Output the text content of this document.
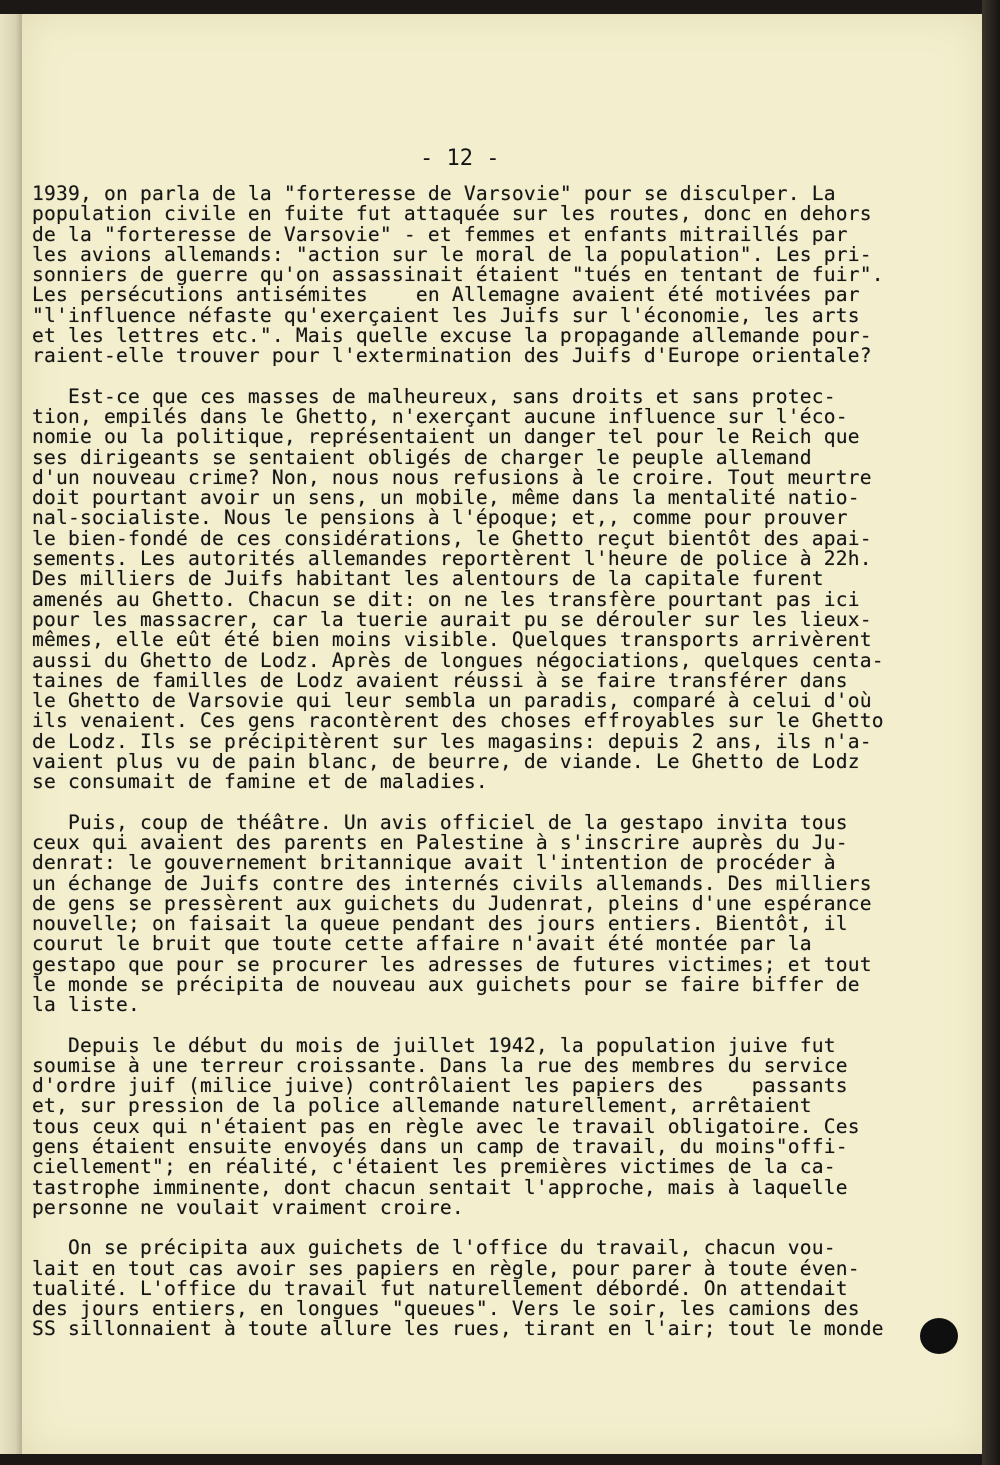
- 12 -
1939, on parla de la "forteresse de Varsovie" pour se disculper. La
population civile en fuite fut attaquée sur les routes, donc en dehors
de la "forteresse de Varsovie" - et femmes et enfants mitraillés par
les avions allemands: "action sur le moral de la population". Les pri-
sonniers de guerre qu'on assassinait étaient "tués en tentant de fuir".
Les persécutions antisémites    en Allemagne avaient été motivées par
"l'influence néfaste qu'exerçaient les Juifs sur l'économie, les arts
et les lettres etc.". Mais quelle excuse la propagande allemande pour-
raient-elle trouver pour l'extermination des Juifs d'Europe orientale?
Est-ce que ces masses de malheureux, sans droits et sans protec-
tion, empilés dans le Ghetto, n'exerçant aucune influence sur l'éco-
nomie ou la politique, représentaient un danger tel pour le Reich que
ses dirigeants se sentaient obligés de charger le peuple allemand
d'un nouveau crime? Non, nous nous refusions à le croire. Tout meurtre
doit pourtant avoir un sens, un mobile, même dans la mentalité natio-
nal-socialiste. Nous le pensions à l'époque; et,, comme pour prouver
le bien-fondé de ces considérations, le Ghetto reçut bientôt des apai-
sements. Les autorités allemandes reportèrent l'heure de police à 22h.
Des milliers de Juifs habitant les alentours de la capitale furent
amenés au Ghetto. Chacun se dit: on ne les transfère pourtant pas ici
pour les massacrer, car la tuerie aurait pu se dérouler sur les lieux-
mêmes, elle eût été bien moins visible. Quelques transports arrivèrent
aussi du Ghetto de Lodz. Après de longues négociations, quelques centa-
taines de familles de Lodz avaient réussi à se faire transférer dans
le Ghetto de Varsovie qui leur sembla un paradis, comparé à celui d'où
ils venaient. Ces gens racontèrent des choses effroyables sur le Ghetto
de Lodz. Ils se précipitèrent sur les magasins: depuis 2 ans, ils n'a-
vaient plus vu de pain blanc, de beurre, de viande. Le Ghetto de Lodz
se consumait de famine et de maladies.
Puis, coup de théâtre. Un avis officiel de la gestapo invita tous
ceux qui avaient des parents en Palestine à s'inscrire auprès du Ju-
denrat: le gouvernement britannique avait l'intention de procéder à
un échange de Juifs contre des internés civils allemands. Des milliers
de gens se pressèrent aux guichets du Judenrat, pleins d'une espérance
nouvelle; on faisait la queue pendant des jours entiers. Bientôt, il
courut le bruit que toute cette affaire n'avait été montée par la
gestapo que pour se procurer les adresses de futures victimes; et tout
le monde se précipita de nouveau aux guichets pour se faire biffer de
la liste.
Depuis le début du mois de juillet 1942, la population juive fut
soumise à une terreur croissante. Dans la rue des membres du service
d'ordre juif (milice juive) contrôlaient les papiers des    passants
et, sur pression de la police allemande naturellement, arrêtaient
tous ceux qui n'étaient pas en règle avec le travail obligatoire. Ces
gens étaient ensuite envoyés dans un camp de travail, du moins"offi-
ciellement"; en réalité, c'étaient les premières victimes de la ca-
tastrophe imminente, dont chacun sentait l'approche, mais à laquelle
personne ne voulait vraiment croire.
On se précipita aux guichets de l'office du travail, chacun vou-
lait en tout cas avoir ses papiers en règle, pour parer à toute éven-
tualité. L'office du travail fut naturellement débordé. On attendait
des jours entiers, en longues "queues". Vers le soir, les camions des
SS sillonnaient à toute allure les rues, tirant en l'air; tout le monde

...

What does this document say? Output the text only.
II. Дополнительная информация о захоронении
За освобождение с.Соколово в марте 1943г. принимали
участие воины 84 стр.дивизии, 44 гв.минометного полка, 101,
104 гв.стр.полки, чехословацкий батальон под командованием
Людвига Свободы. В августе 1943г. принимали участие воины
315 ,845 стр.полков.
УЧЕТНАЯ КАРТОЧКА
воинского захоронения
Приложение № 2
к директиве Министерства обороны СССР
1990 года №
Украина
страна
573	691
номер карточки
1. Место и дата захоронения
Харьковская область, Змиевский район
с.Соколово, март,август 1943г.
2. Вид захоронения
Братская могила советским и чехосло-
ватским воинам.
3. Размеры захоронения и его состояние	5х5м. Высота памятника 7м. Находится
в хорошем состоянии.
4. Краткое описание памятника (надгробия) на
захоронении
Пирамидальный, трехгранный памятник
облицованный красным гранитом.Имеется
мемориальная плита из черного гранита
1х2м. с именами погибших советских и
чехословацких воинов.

---

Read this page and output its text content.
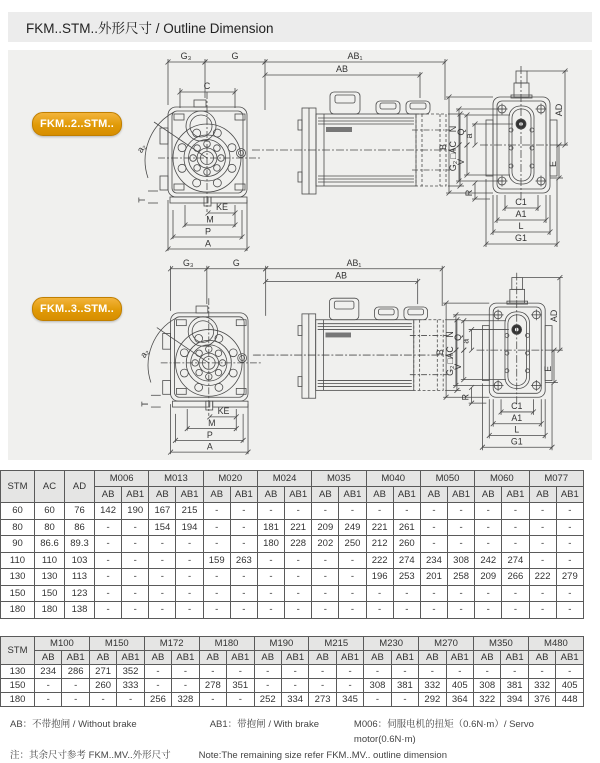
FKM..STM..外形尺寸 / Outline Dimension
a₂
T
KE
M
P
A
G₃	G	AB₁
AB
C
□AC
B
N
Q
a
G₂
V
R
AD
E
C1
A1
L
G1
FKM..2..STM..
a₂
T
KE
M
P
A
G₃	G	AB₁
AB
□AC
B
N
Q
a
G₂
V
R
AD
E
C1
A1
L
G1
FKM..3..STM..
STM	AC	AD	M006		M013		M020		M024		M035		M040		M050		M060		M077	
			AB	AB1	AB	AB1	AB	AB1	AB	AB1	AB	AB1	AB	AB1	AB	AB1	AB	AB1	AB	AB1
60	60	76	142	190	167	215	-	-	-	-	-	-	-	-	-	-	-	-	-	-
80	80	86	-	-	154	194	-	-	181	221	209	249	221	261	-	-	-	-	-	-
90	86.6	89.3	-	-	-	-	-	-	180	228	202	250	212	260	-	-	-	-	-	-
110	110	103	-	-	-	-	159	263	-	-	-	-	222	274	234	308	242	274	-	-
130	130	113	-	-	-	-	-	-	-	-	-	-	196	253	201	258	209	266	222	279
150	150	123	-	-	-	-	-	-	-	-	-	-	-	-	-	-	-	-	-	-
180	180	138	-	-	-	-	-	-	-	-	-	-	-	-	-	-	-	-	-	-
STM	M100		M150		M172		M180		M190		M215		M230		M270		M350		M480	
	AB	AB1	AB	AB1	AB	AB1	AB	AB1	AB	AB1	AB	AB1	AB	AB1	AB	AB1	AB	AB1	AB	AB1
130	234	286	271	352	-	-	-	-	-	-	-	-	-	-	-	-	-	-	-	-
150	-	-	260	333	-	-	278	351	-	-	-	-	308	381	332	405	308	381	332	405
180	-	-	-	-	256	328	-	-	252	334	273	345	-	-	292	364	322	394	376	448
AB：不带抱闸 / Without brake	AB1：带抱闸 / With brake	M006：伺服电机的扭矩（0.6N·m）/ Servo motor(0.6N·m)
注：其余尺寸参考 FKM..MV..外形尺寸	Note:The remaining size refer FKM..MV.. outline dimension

(Exercise requirements)
Look through the data above. Find each line with the string "ceux" and copy it.

(Finished task)
ceux qui avaient des parents en Palestine à s'inscrire auprès du Ju-
tous ceux qui n'étaient pas en règle avec le travail obligatoire. Ces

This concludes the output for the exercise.